**Directive**:
Scan the data that follows and count the lines with the string "this"; answer with the count alone.

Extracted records
========

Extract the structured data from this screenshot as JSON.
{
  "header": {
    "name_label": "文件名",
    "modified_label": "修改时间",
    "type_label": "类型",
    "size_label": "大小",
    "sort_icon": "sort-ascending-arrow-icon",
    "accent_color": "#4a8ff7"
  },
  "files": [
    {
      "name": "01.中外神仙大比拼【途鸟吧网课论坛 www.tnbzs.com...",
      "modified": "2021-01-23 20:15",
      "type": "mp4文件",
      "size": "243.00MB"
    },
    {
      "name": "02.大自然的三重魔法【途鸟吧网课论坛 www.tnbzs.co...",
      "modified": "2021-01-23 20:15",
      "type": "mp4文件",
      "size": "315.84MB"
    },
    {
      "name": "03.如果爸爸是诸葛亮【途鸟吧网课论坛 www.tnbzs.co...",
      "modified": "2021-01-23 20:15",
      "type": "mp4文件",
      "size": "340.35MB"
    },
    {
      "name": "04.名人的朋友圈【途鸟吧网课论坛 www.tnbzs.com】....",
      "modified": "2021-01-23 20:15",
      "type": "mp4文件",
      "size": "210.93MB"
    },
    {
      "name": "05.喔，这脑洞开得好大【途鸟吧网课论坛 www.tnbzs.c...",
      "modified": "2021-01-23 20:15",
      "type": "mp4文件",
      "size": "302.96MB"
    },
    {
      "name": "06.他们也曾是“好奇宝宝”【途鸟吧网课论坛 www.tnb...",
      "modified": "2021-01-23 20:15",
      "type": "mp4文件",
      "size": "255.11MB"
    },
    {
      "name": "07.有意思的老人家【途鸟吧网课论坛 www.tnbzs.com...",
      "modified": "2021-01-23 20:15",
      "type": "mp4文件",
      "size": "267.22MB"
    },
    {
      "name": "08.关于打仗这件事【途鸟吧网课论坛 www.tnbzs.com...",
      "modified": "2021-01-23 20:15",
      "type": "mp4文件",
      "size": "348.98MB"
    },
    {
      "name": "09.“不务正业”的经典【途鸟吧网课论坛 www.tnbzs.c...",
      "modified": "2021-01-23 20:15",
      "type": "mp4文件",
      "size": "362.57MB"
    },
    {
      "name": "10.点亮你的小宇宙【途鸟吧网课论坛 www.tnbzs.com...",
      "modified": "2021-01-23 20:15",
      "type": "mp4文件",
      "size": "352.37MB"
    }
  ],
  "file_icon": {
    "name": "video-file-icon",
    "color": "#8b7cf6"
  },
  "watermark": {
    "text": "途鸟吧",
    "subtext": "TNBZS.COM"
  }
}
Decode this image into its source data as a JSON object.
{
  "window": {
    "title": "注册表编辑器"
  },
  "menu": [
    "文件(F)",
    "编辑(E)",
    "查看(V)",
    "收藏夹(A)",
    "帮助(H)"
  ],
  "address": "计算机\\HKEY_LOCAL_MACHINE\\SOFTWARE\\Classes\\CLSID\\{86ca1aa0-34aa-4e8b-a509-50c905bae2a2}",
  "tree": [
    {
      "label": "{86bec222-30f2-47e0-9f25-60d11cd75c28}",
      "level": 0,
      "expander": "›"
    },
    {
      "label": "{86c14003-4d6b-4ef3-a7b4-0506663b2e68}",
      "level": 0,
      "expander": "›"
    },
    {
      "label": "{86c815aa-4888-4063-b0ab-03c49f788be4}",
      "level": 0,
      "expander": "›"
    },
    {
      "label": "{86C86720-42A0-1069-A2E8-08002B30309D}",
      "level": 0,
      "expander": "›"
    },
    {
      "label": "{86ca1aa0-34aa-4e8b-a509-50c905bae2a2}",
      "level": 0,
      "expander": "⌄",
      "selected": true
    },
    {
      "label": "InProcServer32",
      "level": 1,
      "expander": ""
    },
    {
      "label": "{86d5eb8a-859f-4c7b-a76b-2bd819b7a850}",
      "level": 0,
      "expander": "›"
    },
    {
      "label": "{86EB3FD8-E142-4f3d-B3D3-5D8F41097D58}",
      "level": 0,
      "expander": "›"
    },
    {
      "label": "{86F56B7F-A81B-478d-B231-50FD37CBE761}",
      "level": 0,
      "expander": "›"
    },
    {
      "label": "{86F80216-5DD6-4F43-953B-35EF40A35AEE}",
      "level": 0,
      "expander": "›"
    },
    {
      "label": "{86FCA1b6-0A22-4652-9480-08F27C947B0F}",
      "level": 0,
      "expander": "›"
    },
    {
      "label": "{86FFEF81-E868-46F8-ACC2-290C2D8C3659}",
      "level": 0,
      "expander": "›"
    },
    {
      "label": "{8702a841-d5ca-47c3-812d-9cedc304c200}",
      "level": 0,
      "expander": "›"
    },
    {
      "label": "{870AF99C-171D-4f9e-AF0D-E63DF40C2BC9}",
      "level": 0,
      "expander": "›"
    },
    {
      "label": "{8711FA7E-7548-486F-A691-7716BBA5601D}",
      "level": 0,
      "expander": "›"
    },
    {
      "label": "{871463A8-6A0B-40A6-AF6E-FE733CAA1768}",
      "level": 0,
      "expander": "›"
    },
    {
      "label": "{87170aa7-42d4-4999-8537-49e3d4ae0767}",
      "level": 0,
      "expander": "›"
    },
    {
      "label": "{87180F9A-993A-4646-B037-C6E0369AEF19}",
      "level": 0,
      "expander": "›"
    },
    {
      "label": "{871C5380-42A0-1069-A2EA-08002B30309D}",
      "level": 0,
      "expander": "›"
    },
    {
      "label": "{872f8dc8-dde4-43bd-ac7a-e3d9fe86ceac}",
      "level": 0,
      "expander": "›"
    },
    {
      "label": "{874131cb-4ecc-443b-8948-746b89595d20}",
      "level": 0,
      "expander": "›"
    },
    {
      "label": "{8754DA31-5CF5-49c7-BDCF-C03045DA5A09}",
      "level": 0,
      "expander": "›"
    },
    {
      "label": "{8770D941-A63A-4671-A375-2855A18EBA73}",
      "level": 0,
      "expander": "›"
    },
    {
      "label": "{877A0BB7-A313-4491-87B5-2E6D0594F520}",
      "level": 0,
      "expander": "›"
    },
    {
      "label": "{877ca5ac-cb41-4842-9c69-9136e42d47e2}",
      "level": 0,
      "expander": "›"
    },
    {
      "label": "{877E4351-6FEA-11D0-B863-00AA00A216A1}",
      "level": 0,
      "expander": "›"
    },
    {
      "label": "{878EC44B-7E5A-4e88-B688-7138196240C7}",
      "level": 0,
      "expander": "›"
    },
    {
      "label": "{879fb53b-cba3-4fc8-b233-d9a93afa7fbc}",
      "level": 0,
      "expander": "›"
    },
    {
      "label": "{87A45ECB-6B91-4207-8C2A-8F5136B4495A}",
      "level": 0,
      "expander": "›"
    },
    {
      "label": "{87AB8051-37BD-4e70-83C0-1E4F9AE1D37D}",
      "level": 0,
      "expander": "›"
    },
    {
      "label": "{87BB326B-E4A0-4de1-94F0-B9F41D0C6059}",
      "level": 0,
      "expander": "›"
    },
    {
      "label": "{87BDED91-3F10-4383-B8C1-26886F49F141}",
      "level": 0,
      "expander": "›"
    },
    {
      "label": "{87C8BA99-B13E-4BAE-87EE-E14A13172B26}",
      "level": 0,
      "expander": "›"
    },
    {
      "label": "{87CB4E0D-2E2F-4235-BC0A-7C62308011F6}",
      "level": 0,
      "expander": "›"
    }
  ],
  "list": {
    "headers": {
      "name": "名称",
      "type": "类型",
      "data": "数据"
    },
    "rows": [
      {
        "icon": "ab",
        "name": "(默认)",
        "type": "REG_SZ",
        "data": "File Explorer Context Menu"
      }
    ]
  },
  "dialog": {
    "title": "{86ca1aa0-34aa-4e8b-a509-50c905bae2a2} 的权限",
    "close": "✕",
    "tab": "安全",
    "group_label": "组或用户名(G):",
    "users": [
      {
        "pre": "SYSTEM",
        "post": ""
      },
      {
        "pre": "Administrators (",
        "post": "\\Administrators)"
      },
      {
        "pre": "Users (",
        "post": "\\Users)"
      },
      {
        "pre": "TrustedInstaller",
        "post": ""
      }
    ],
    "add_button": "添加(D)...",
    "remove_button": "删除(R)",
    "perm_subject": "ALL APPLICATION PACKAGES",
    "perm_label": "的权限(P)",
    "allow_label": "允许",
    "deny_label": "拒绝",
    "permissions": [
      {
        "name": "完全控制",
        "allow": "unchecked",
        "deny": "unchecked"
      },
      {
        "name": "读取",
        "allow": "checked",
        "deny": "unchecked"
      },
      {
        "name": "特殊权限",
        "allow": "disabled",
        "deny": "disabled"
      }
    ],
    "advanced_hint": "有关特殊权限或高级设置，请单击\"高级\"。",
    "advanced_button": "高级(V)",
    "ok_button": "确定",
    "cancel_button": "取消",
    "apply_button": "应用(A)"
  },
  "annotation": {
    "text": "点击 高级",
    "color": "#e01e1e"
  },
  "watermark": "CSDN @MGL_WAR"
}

========

**Solution**:
2